-- Aim of the task --
In full and without alteration, repeat the material.

= = = =

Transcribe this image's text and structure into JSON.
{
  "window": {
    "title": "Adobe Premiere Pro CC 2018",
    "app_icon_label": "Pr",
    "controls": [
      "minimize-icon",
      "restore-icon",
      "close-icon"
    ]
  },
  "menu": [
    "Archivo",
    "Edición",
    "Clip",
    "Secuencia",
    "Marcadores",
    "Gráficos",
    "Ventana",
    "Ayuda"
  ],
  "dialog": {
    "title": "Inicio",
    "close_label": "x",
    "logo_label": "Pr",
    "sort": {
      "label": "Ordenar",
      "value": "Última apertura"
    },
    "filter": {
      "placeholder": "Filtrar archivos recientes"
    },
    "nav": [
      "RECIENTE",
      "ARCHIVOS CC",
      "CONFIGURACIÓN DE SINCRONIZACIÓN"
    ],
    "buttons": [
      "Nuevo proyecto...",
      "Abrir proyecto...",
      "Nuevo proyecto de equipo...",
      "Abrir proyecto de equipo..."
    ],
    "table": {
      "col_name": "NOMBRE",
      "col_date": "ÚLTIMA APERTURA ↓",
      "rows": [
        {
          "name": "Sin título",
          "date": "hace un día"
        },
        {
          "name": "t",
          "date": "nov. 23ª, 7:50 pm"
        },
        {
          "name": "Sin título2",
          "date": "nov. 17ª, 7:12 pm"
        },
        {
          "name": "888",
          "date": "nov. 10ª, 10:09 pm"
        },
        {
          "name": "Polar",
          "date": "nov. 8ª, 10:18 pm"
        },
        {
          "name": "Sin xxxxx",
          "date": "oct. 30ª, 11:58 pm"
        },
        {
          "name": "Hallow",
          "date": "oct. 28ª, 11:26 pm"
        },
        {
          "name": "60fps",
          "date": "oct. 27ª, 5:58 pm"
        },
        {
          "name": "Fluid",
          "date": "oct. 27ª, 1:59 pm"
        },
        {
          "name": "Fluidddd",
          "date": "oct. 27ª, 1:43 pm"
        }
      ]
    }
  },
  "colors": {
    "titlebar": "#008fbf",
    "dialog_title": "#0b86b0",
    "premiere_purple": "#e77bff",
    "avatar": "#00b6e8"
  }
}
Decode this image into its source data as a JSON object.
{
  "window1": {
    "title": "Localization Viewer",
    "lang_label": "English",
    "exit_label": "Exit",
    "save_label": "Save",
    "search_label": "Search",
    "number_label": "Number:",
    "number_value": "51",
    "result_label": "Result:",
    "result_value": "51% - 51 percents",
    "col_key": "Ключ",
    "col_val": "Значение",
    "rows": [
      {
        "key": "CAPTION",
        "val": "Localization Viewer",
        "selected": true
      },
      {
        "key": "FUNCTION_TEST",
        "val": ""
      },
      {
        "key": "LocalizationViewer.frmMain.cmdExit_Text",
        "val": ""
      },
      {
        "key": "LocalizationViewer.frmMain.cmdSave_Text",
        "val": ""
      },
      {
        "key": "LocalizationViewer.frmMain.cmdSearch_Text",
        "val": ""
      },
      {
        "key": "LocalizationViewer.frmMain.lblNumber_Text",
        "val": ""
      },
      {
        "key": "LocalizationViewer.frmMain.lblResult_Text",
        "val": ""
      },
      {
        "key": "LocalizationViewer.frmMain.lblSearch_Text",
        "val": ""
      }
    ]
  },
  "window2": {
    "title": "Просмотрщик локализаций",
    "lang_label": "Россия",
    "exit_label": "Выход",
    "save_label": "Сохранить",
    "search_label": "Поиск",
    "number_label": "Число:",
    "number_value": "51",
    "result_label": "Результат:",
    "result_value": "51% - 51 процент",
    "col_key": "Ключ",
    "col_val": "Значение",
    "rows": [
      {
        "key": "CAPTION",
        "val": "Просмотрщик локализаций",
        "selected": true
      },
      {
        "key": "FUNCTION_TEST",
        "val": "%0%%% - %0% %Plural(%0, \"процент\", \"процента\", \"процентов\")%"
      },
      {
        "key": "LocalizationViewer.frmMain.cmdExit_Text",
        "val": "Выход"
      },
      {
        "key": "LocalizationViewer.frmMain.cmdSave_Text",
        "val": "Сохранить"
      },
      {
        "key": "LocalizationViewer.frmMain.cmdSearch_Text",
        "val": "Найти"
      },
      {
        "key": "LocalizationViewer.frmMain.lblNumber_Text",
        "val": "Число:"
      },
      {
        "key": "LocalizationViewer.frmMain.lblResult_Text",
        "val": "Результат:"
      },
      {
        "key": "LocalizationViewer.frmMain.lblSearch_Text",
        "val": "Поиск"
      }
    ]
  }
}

= = = =

-- Answer --
Transcribe this image's text and structure into JSON.
{
  "window": {
    "title": "Adobe Premiere Pro CC 2018",
    "app_icon_label": "Pr",
    "controls": [
      "minimize-icon",
      "restore-icon",
      "close-icon"
    ]
  },
  "menu": [
    "Archivo",
    "Edición",
    "Clip",
    "Secuencia",
    "Marcadores",
    "Gráficos",
    "Ventana",
    "Ayuda"
  ],
  "dialog": {
    "title": "Inicio",
    "close_label": "x",
    "logo_label": "Pr",
    "sort": {
      "label": "Ordenar",
      "value": "Última apertura"
    },
    "filter": {
      "placeholder": "Filtrar archivos recientes"
    },
    "nav": [
      "RECIENTE",
      "ARCHIVOS CC",
      "CONFIGURACIÓN DE SINCRONIZACIÓN"
    ],
    "buttons": [
      "Nuevo proyecto...",
      "Abrir proyecto...",
      "Nuevo proyecto de equipo...",
      "Abrir proyecto de equipo..."
    ],
    "table": {
      "col_name": "NOMBRE",
      "col_date": "ÚLTIMA APERTURA ↓",
      "rows": [
        {
          "name": "Sin título",
          "date": "hace un día"
        },
        {
          "name": "t",
          "date": "nov. 23ª, 7:50 pm"
        },
        {
          "name": "Sin título2",
          "date": "nov. 17ª, 7:12 pm"
        },
        {
          "name": "888",
          "date": "nov. 10ª, 10:09 pm"
        },
        {
          "name": "Polar",
          "date": "nov. 8ª, 10:18 pm"
        },
        {
          "name": "Sin xxxxx",
          "date": "oct. 30ª, 11:58 pm"
        },
        {
          "name": "Hallow",
          "date": "oct. 28ª, 11:26 pm"
        },
        {
          "name": "60fps",
          "date": "oct. 27ª, 5:58 pm"
        },
        {
          "name": "Fluid",
          "date": "oct. 27ª, 1:59 pm"
        },
        {
          "name": "Fluidddd",
          "date": "oct. 27ª, 1:43 pm"
        }
      ]
    }
  },
  "colors": {
    "titlebar": "#008fbf",
    "dialog_title": "#0b86b0",
    "premiere_purple": "#e77bff",
    "avatar": "#00b6e8"
  }
}
Decode this image into its source data as a JSON object.
{
  "window1": {
    "title": "Localization Viewer",
    "lang_label": "English",
    "exit_label": "Exit",
    "save_label": "Save",
    "search_label": "Search",
    "number_label": "Number:",
    "number_value": "51",
    "result_label": "Result:",
    "result_value": "51% - 51 percents",
    "col_key": "Ключ",
    "col_val": "Значение",
    "rows": [
      {
        "key": "CAPTION",
        "val": "Localization Viewer",
        "selected": true
      },
      {
        "key": "FUNCTION_TEST",
        "val": ""
      },
      {
        "key": "LocalizationViewer.frmMain.cmdExit_Text",
        "val": ""
      },
      {
        "key": "LocalizationViewer.frmMain.cmdSave_Text",
        "val": ""
      },
      {
        "key": "LocalizationViewer.frmMain.cmdSearch_Text",
        "val": ""
      },
      {
        "key": "LocalizationViewer.frmMain.lblNumber_Text",
        "val": ""
      },
      {
        "key": "LocalizationViewer.frmMain.lblResult_Text",
        "val": ""
      },
      {
        "key": "LocalizationViewer.frmMain.lblSearch_Text",
        "val": ""
      }
    ]
  },
  "window2": {
    "title": "Просмотрщик локализаций",
    "lang_label": "Россия",
    "exit_label": "Выход",
    "save_label": "Сохранить",
    "search_label": "Поиск",
    "number_label": "Число:",
    "number_value": "51",
    "result_label": "Результат:",
    "result_value": "51% - 51 процент",
    "col_key": "Ключ",
    "col_val": "Значение",
    "rows": [
      {
        "key": "CAPTION",
        "val": "Просмотрщик локализаций",
        "selected": true
      },
      {
        "key": "FUNCTION_TEST",
        "val": "%0%%% - %0% %Plural(%0, \"процент\", \"процента\", \"процентов\")%"
      },
      {
        "key": "LocalizationViewer.frmMain.cmdExit_Text",
        "val": "Выход"
      },
      {
        "key": "LocalizationViewer.frmMain.cmdSave_Text",
        "val": "Сохранить"
      },
      {
        "key": "LocalizationViewer.frmMain.cmdSearch_Text",
        "val": "Найти"
      },
      {
        "key": "LocalizationViewer.frmMain.lblNumber_Text",
        "val": "Число:"
      },
      {
        "key": "LocalizationViewer.frmMain.lblResult_Text",
        "val": "Результат:"
      },
      {
        "key": "LocalizationViewer.frmMain.lblSearch_Text",
        "val": "Поиск"
      }
    ]
  }
}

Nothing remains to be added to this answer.